### Exercise inputs
## BEGIN
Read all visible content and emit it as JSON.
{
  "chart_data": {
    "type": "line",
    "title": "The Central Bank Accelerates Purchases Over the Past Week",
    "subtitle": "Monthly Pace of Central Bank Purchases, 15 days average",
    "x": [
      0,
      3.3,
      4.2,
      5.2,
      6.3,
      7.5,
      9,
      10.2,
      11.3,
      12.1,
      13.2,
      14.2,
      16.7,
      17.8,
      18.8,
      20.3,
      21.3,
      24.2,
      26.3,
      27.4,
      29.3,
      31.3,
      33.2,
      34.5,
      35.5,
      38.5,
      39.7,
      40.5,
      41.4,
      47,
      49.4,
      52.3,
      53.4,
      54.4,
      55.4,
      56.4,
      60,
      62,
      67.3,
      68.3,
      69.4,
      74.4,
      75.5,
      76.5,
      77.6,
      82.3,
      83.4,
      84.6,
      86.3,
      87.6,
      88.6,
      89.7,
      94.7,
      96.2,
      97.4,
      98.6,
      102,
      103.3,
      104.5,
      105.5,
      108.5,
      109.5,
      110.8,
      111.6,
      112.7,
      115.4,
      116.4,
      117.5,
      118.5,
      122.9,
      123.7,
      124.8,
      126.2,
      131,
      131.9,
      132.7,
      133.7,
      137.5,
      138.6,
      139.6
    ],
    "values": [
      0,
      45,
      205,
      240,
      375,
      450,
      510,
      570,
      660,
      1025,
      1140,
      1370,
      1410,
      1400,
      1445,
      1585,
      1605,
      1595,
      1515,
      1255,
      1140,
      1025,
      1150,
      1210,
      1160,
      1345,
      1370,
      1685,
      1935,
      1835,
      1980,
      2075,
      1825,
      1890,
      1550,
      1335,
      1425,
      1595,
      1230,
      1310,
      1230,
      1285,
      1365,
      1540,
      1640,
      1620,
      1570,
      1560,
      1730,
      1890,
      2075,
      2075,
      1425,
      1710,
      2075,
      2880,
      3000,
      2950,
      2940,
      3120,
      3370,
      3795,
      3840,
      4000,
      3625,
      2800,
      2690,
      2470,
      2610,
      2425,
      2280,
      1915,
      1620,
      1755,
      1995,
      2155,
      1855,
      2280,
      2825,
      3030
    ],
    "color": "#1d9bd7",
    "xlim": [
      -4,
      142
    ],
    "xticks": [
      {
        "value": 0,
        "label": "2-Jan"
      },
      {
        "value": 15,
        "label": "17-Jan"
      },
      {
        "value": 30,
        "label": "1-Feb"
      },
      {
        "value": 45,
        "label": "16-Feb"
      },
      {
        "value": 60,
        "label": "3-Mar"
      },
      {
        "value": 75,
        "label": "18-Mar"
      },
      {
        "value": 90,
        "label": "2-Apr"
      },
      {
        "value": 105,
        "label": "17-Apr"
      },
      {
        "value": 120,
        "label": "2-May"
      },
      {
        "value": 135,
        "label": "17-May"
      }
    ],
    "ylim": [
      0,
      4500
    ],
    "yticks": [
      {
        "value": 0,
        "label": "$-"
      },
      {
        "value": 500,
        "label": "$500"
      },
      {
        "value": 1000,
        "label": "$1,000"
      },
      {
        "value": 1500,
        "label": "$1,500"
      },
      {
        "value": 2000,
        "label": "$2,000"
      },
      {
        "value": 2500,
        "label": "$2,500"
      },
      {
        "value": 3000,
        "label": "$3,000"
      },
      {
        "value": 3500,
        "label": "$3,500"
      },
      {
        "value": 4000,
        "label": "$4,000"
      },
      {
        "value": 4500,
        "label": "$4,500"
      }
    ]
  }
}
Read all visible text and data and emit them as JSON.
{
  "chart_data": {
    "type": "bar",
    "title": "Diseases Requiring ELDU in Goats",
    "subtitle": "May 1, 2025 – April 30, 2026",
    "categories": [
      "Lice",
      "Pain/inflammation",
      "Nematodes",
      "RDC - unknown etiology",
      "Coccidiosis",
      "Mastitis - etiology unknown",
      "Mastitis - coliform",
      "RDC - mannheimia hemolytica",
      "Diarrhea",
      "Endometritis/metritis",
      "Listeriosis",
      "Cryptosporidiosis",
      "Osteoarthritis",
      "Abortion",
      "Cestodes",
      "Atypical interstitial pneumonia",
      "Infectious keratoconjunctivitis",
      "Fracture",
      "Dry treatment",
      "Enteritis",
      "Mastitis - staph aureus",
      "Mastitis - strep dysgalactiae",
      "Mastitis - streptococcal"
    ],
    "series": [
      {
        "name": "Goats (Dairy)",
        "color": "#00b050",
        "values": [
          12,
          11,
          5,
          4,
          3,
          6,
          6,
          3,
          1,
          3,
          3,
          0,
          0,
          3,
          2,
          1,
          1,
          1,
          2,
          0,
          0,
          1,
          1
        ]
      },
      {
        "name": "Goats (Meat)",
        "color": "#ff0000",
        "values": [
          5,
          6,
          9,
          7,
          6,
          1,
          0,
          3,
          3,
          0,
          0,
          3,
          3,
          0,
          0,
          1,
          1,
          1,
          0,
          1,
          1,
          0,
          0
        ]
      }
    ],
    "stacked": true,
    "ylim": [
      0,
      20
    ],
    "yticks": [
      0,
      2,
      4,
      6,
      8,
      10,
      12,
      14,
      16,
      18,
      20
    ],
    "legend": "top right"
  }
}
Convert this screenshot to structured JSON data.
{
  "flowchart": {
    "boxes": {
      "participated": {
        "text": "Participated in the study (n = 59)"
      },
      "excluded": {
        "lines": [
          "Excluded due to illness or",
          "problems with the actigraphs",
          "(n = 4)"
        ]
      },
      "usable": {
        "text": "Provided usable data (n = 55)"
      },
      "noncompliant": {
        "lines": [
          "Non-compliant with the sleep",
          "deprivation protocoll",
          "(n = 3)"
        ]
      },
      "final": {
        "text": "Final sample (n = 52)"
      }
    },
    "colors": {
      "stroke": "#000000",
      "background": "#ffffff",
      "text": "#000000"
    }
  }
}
## END
### Exercise task
Return each line in the records that holds the string "subtitle".

### Right answer
    "subtitle": "Monthly Pace of Central Bank Purchases, 15 days average",
    "subtitle": "May 1, 2025 – April 30, 2026",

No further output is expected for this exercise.